→ Aim
Below are the records. List every line holding the word "text".

→ Exercise materials

* Start *

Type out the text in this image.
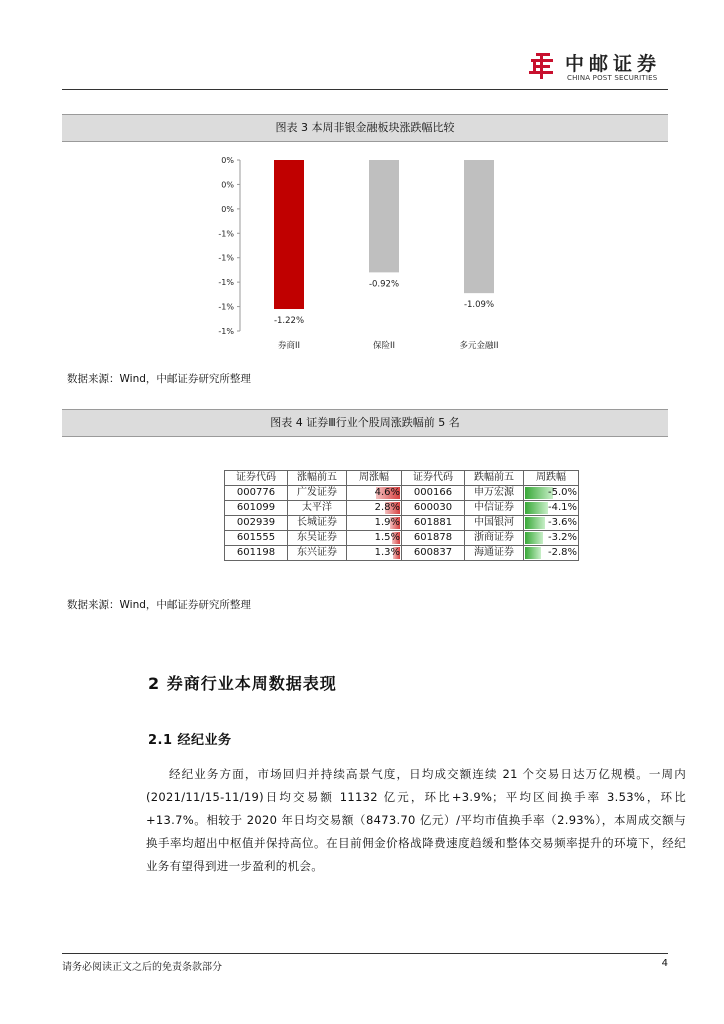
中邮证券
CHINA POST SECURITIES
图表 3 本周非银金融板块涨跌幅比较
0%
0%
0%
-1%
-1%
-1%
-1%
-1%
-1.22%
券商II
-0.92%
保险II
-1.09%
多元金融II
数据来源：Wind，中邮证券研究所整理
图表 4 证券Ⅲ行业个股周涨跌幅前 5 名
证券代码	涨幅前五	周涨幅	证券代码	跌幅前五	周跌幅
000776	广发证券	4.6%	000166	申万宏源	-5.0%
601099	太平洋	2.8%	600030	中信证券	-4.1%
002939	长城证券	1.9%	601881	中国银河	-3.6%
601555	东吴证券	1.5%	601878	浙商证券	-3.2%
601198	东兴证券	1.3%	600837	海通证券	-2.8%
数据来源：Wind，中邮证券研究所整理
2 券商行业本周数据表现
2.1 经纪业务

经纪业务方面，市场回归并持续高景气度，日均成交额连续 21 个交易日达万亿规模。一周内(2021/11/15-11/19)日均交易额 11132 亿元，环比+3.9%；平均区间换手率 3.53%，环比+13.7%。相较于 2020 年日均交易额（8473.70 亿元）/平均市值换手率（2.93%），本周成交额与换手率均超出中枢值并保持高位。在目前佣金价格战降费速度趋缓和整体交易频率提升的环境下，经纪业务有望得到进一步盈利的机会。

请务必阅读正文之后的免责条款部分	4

* End *
* Start *

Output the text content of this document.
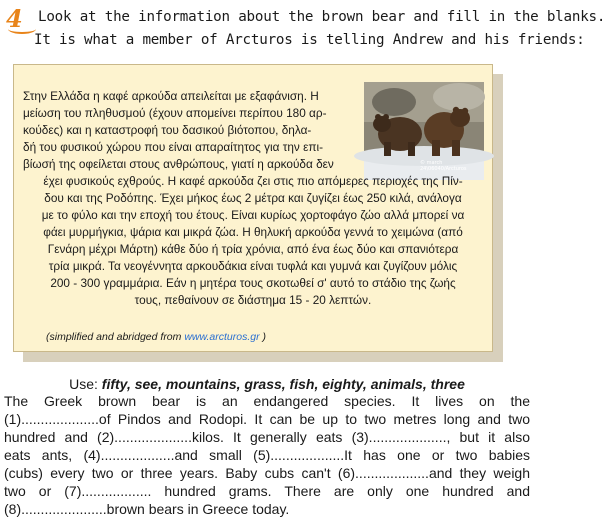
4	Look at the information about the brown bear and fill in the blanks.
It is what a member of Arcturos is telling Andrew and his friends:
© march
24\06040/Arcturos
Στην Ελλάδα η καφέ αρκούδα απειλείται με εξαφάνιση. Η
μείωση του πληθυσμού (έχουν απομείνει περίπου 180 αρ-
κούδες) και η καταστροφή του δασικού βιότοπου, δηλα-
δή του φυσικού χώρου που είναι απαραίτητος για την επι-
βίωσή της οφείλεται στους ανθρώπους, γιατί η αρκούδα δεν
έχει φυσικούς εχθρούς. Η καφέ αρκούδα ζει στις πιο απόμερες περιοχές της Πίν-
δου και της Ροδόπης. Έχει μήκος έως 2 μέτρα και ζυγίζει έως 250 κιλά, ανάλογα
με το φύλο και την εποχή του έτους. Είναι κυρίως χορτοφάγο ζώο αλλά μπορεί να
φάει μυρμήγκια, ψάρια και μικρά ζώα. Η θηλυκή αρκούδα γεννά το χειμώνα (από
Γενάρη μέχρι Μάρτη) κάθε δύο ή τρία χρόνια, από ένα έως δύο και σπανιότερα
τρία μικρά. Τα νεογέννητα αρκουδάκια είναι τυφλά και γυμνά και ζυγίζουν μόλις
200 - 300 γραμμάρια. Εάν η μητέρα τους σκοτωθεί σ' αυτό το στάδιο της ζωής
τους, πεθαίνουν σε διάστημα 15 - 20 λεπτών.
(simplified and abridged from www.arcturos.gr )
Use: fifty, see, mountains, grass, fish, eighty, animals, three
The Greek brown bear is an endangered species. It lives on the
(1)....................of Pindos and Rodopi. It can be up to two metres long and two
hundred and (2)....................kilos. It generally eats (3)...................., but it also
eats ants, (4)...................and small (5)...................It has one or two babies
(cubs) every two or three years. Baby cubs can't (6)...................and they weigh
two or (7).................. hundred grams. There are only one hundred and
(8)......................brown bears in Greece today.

* End *

→ Complete answer
Type out the text in this image.
Output the text content of this document.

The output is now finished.